Records from a collection of figures>
[START]

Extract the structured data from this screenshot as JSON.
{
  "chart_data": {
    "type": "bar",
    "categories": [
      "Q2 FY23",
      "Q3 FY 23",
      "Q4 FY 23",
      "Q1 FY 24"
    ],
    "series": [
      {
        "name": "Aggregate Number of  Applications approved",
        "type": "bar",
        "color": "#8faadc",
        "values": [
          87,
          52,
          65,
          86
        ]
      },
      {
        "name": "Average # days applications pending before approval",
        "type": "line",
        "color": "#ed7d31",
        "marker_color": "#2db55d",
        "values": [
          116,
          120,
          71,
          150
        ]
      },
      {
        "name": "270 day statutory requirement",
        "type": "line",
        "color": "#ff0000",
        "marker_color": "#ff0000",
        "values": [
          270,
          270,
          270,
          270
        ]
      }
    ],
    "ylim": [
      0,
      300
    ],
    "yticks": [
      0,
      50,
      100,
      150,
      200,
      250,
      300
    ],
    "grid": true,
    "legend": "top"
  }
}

[END]

Pull every line containing "type" out of the records.

Response>
    "type": "bar",
        "type": "bar",
        "type": "line",
        "type": "line",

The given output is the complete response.